## start Items
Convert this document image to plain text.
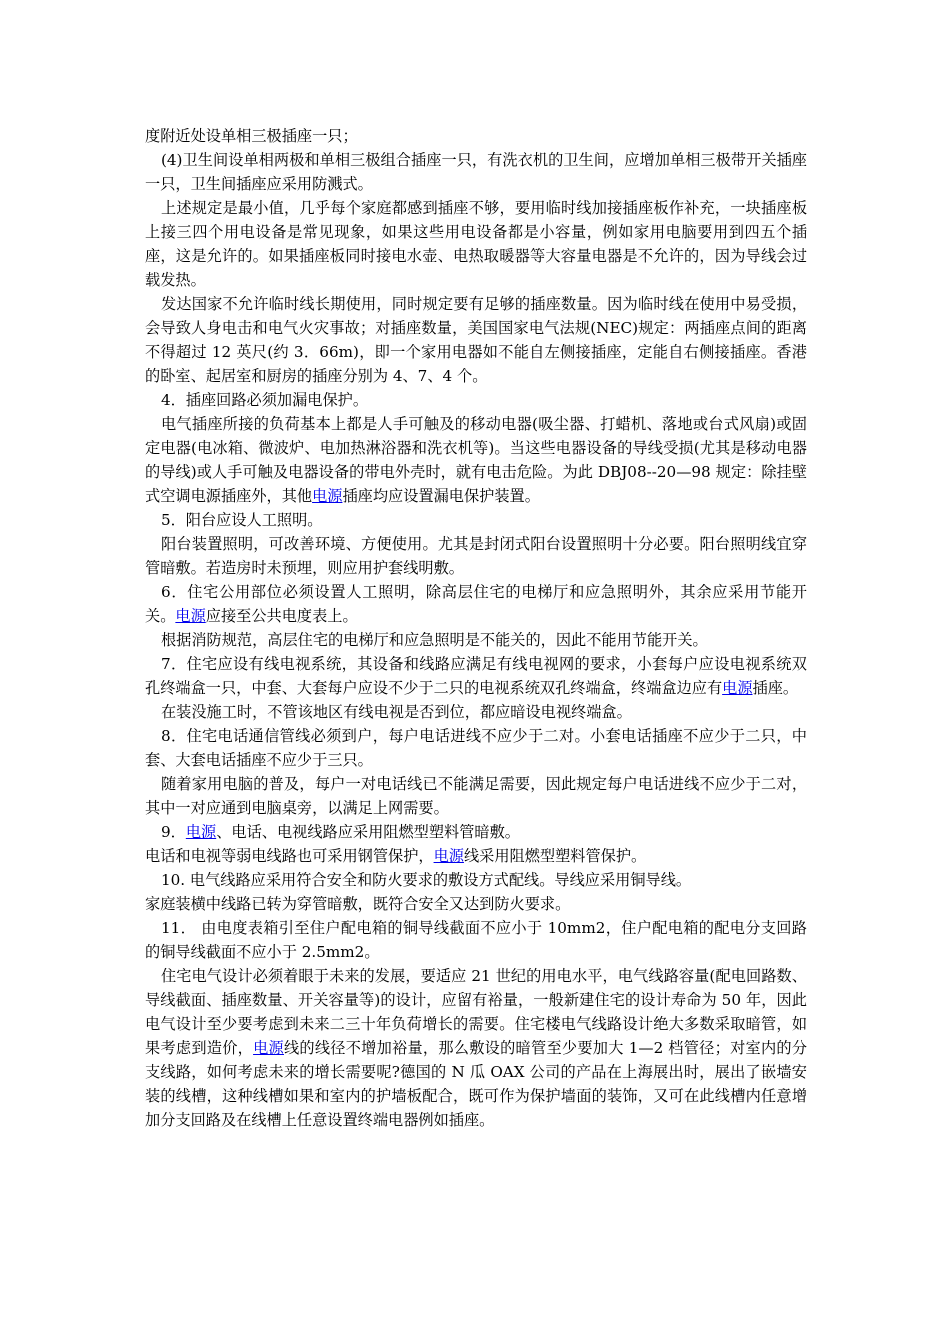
度附近处设单相三极插座一只；

(4)卫生间设单相两极和单相三极组合插座一只，有洗衣机的卫生间，应增加单相三极带开关插座一只，卫生间插座应采用防溅式。

上述规定是最小值，几乎每个家庭都感到插座不够，要用临时线加接插座板作补充，一块插座板上接三四个用电设备是常见现象，如果这些用电设备都是小容量，例如家用电脑要用到四五个插座，这是允许的。如果插座板同时接电水壶、电热取暖器等大容量电器是不允许的，因为导线会过载发热。

发达国家不允许临时线长期使用，同时规定要有足够的插座数量。因为临时线在使用中易受损，会导致人身电击和电气火灾事故；对插座数量，美国国家电气法规(NEC)规定：两插座点间的距离不得超过 12 英尺(约 3．66m)，即一个家用电器如不能自左侧接插座，定能自右侧接插座。香港的卧室、起居室和厨房的插座分别为 4、7、4 个。

4．插座回路必须加漏电保护。

电气插座所接的负荷基本上都是人手可触及的移动电器(吸尘器、打蜡机、落地或台式风扇)或固定电器(电冰箱、微波炉、电加热淋浴器和洗衣机等)。当这些电器设备的导线受损(尤其是移动电器的导线)或人手可触及电器设备的带电外壳时，就有电击危险。为此 DBJ08--20—98 规定：除挂壁式空调电源插座外，其他电源插座均应设置漏电保护装置。

5．阳台应设人工照明。

阳台装置照明，可改善环境、方便使用。尤其是封闭式阳台设置照明十分必要。阳台照明线宜穿管暗敷。若造房时未预埋，则应用护套线明敷。

6．住宅公用部位必须设置人工照明，除高层住宅的电梯厅和应急照明外，其余应采用节能开关。电源应接至公共电度表上。

根据消防规范，高层住宅的电梯厅和应急照明是不能关的，因此不能用节能开关。

7．住宅应设有线电视系统，其设备和线路应满足有线电视网的要求，小套每户应设电视系统双孔终端盒一只，中套、大套每户应设不少于二只的电视系统双孔终端盒，终端盒边应有电源插座。

在装没施工时，不管该地区有线电视是否到位，都应暗设电视终端盒。

8．住宅电话通信管线必须到户，每户电话进线不应少于二对。小套电话插座不应少于二只，中套、大套电话插座不应少于三只。

随着家用电脑的普及，每户一对电话线已不能满足需要，因此规定每户电话进线不应少于二对，其中一对应通到电脑桌旁，以满足上网需要。

9．电源、电话、电视线路应采用阻燃型塑料管暗敷。

电话和电视等弱电线路也可采用钢管保护，电源线采用阻燃型塑料管保护。

10. 电气线路应采用符合安全和防火要求的敷设方式配线。导线应采用铜导线。

家庭装横中线路已转为穿管暗敷，既符合安全又达到防火要求。

11． 由电度表箱引至住户配电箱的铜导线截面不应小于 10mm2，住户配电箱的配电分支回路的铜导线截面不应小于 2.5mm2。

住宅电气设计必须着眼于未来的发展，要适应 21 世纪的用电水平，电气线路容量(配电回路数、导线截面、插座数量、开关容量等)的设计，应留有裕量，一般新建住宅的设计寿命为 50 年，因此电气设计至少要考虑到未来二三十年负荷增长的需要。住宅楼电气线路设计绝大多数采取暗管，如果考虑到造价，电源线的线径不增加裕量，那么敷设的暗管至少要加大 1—2 档管径；对室内的分支线路，如何考虑未来的增长需要呢?德国的 N 瓜 OAX 公司的产品在上海展出时，展出了嵌墙安装的线槽，这种线槽如果和室内的护墙板配合，既可作为保护墙面的装饰，又可在此线槽内任意增加分支回路及在线槽上任意设置终端电器例如插座。
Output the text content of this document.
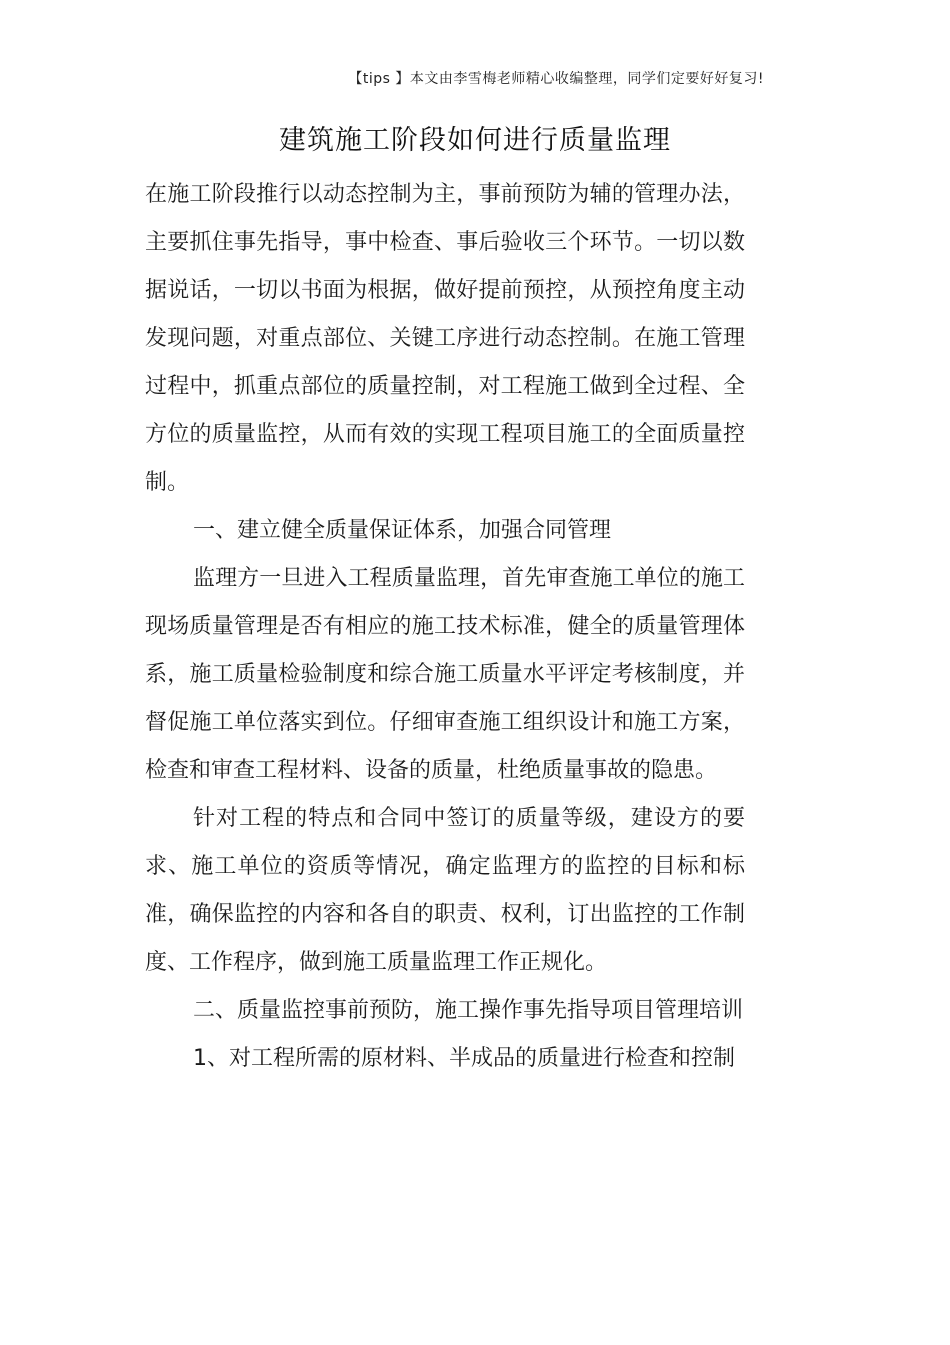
【tips 】本文由李雪梅老师精心收编整理，同学们定要好好复习!
建筑施工阶段如何进行质量监理

在施工阶段推行以动态控制为主，事前预防为辅的管理办法，主要抓住事先指导，事中检查、事后验收三个环节。一切以数据说话，一切以书面为根据，做好提前预控，从预控角度主动发现问题，对重点部位、关键工序进行动态控制。在施工管理过程中，抓重点部位的质量控制，对工程施工做到全过程、全方位的质量监控，从而有效的实现工程项目施工的全面质量控制。

一、建立健全质量保证体系，加强合同管理

监理方一旦进入工程质量监理，首先审查施工单位的施工现场质量管理是否有相应的施工技术标准，健全的质量管理体系，施工质量检验制度和综合施工质量水平评定考核制度，并督促施工单位落实到位。仔细审查施工组织设计和施工方案，检查和审查工程材料、设备的质量，杜绝质量事故的隐患。

针对工程的特点和合同中签订的质量等级，建设方的要求、施工单位的资质等情况，确定监理方的监控的目标和标准，确保监控的内容和各自的职责、权利，订出监控的工作制度、工作程序，做到施工质量监理工作正规化。

二、质量监控事前预防，施工操作事先指导项目管理培训

1、对工程所需的原材料、半成品的质量进行检查和控制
## end Items
__Task requirements__:
Reproduce the entries above word for word. Pictures stay out.

__Completed exercise__:
Convert this document image to plain text.
度附近处设单相三极插座一只；

(4)卫生间设单相两极和单相三极组合插座一只，有洗衣机的卫生间，应增加单相三极带开关插座一只，卫生间插座应采用防溅式。

上述规定是最小值，几乎每个家庭都感到插座不够，要用临时线加接插座板作补充，一块插座板上接三四个用电设备是常见现象，如果这些用电设备都是小容量，例如家用电脑要用到四五个插座，这是允许的。如果插座板同时接电水壶、电热取暖器等大容量电器是不允许的，因为导线会过载发热。

发达国家不允许临时线长期使用，同时规定要有足够的插座数量。因为临时线在使用中易受损，会导致人身电击和电气火灾事故；对插座数量，美国国家电气法规(NEC)规定：两插座点间的距离不得超过 12 英尺(约 3．66m)，即一个家用电器如不能自左侧接插座，定能自右侧接插座。香港的卧室、起居室和厨房的插座分别为 4、7、4 个。

4．插座回路必须加漏电保护。

电气插座所接的负荷基本上都是人手可触及的移动电器(吸尘器、打蜡机、落地或台式风扇)或固定电器(电冰箱、微波炉、电加热淋浴器和洗衣机等)。当这些电器设备的导线受损(尤其是移动电器的导线)或人手可触及电器设备的带电外壳时，就有电击危险。为此 DBJ08--20—98 规定：除挂壁式空调电源插座外，其他电源插座均应设置漏电保护装置。

5．阳台应设人工照明。

阳台装置照明，可改善环境、方便使用。尤其是封闭式阳台设置照明十分必要。阳台照明线宜穿管暗敷。若造房时未预埋，则应用护套线明敷。

6．住宅公用部位必须设置人工照明，除高层住宅的电梯厅和应急照明外，其余应采用节能开关。电源应接至公共电度表上。

根据消防规范，高层住宅的电梯厅和应急照明是不能关的，因此不能用节能开关。

7．住宅应设有线电视系统，其设备和线路应满足有线电视网的要求，小套每户应设电视系统双孔终端盒一只，中套、大套每户应设不少于二只的电视系统双孔终端盒，终端盒边应有电源插座。

在装没施工时，不管该地区有线电视是否到位，都应暗设电视终端盒。

8．住宅电话通信管线必须到户，每户电话进线不应少于二对。小套电话插座不应少于二只，中套、大套电话插座不应少于三只。

随着家用电脑的普及，每户一对电话线已不能满足需要，因此规定每户电话进线不应少于二对，其中一对应通到电脑桌旁，以满足上网需要。

9．电源、电话、电视线路应采用阻燃型塑料管暗敷。

电话和电视等弱电线路也可采用钢管保护，电源线采用阻燃型塑料管保护。

10. 电气线路应采用符合安全和防火要求的敷设方式配线。导线应采用铜导线。

家庭装横中线路已转为穿管暗敷，既符合安全又达到防火要求。

11． 由电度表箱引至住户配电箱的铜导线截面不应小于 10mm2，住户配电箱的配电分支回路的铜导线截面不应小于 2.5mm2。

住宅电气设计必须着眼于未来的发展，要适应 21 世纪的用电水平，电气线路容量(配电回路数、导线截面、插座数量、开关容量等)的设计，应留有裕量，一般新建住宅的设计寿命为 50 年，因此电气设计至少要考虑到未来二三十年负荷增长的需要。住宅楼电气线路设计绝大多数采取暗管，如果考虑到造价，电源线的线径不增加裕量，那么敷设的暗管至少要加大 1—2 档管径；对室内的分支线路，如何考虑未来的增长需要呢?德国的 N 瓜 OAX 公司的产品在上海展出时，展出了嵌墙安装的线槽，这种线槽如果和室内的护墙板配合，既可作为保护墙面的装饰，又可在此线槽内任意增加分支回路及在线槽上任意设置终端电器例如插座。
Output the text content of this document.
【tips 】本文由李雪梅老师精心收编整理，同学们定要好好复习!
建筑施工阶段如何进行质量监理

在施工阶段推行以动态控制为主，事前预防为辅的管理办法，主要抓住事先指导，事中检查、事后验收三个环节。一切以数据说话，一切以书面为根据，做好提前预控，从预控角度主动发现问题，对重点部位、关键工序进行动态控制。在施工管理过程中，抓重点部位的质量控制，对工程施工做到全过程、全方位的质量监控，从而有效的实现工程项目施工的全面质量控制。

一、建立健全质量保证体系，加强合同管理

监理方一旦进入工程质量监理，首先审查施工单位的施工现场质量管理是否有相应的施工技术标准，健全的质量管理体系，施工质量检验制度和综合施工质量水平评定考核制度，并督促施工单位落实到位。仔细审查施工组织设计和施工方案，检查和审查工程材料、设备的质量，杜绝质量事故的隐患。

针对工程的特点和合同中签订的质量等级，建设方的要求、施工单位的资质等情况，确定监理方的监控的目标和标准，确保监控的内容和各自的职责、权利，订出监控的工作制度、工作程序，做到施工质量监理工作正规化。

二、质量监控事前预防，施工操作事先指导项目管理培训

1、对工程所需的原材料、半成品的质量进行检查和控制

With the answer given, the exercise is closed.